### DATA EXCERPTS

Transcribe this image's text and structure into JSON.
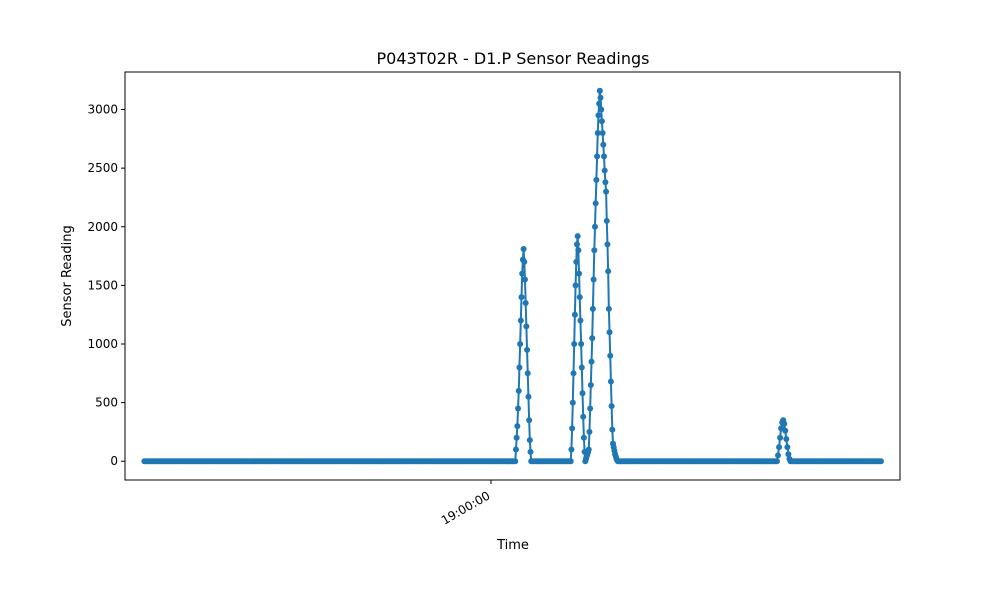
{
  "chart_data": {
    "type": "line",
    "title": "P043T02R - D1.P Sensor Readings",
    "xlabel": "Time",
    "ylabel": "Sensor Reading",
    "x_ticks": [
      {
        "label": "19:00:00",
        "minute": 0
      }
    ],
    "y_ticks": [
      0,
      500,
      1000,
      1500,
      2000,
      2500,
      3000
    ],
    "xlim_minutes": [
      -10.56,
      11.8
    ],
    "ylim": [
      -160,
      3320
    ],
    "grid": false,
    "legend": false,
    "marker": "circle",
    "series_color": "#1f77b4",
    "points": [
      [
        -10.0,
        0
      ],
      [
        0.7,
        0
      ],
      [
        0.72,
        100
      ],
      [
        0.74,
        200
      ],
      [
        0.76,
        300
      ],
      [
        0.78,
        450
      ],
      [
        0.8,
        600
      ],
      [
        0.82,
        800
      ],
      [
        0.84,
        1000
      ],
      [
        0.86,
        1200
      ],
      [
        0.88,
        1400
      ],
      [
        0.9,
        1600
      ],
      [
        0.92,
        1720
      ],
      [
        0.94,
        1810
      ],
      [
        0.96,
        1700
      ],
      [
        0.98,
        1550
      ],
      [
        1.0,
        1350
      ],
      [
        1.02,
        1150
      ],
      [
        1.04,
        950
      ],
      [
        1.06,
        750
      ],
      [
        1.08,
        550
      ],
      [
        1.1,
        350
      ],
      [
        1.12,
        180
      ],
      [
        1.14,
        80
      ],
      [
        1.16,
        0
      ],
      [
        2.3,
        0
      ],
      [
        2.32,
        100
      ],
      [
        2.34,
        280
      ],
      [
        2.36,
        500
      ],
      [
        2.38,
        750
      ],
      [
        2.4,
        1000
      ],
      [
        2.42,
        1250
      ],
      [
        2.44,
        1500
      ],
      [
        2.46,
        1700
      ],
      [
        2.48,
        1850
      ],
      [
        2.5,
        1920
      ],
      [
        2.52,
        1800
      ],
      [
        2.54,
        1600
      ],
      [
        2.56,
        1400
      ],
      [
        2.58,
        1200
      ],
      [
        2.6,
        1000
      ],
      [
        2.62,
        800
      ],
      [
        2.64,
        580
      ],
      [
        2.66,
        380
      ],
      [
        2.68,
        200
      ],
      [
        2.7,
        80
      ],
      [
        2.72,
        0
      ],
      [
        2.74,
        20
      ],
      [
        2.76,
        40
      ],
      [
        2.78,
        60
      ],
      [
        2.8,
        80
      ],
      [
        2.82,
        100
      ],
      [
        2.84,
        250
      ],
      [
        2.86,
        450
      ],
      [
        2.88,
        650
      ],
      [
        2.9,
        850
      ],
      [
        2.92,
        1050
      ],
      [
        2.94,
        1300
      ],
      [
        2.96,
        1550
      ],
      [
        2.98,
        1800
      ],
      [
        3.0,
        2000
      ],
      [
        3.02,
        2200
      ],
      [
        3.04,
        2400
      ],
      [
        3.06,
        2600
      ],
      [
        3.08,
        2800
      ],
      [
        3.1,
        2950
      ],
      [
        3.12,
        3050
      ],
      [
        3.14,
        3160
      ],
      [
        3.16,
        3100
      ],
      [
        3.18,
        3000
      ],
      [
        3.2,
        2900
      ],
      [
        3.22,
        2800
      ],
      [
        3.24,
        2700
      ],
      [
        3.26,
        2600
      ],
      [
        3.28,
        2480
      ],
      [
        3.3,
        2380
      ],
      [
        3.32,
        2300
      ],
      [
        3.34,
        2050
      ],
      [
        3.36,
        1850
      ],
      [
        3.38,
        1620
      ],
      [
        3.4,
        1300
      ],
      [
        3.42,
        1100
      ],
      [
        3.44,
        900
      ],
      [
        3.46,
        680
      ],
      [
        3.48,
        470
      ],
      [
        3.5,
        270
      ],
      [
        3.52,
        150
      ],
      [
        3.54,
        120
      ],
      [
        3.56,
        90
      ],
      [
        3.58,
        60
      ],
      [
        3.6,
        40
      ],
      [
        3.62,
        20
      ],
      [
        3.64,
        10
      ],
      [
        3.66,
        0
      ],
      [
        8.25,
        0
      ],
      [
        8.28,
        50
      ],
      [
        8.31,
        120
      ],
      [
        8.34,
        200
      ],
      [
        8.37,
        280
      ],
      [
        8.4,
        330
      ],
      [
        8.43,
        350
      ],
      [
        8.46,
        320
      ],
      [
        8.49,
        260
      ],
      [
        8.52,
        190
      ],
      [
        8.55,
        120
      ],
      [
        8.58,
        60
      ],
      [
        8.61,
        20
      ],
      [
        8.64,
        0
      ],
      [
        11.25,
        0
      ]
    ]
  }
}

######

Find the word "Sensor" in the entries, and copy every line it shows up in.

    "title": "P043T02R - D1.P Sensor Readings",
    "ylabel": "Sensor Reading",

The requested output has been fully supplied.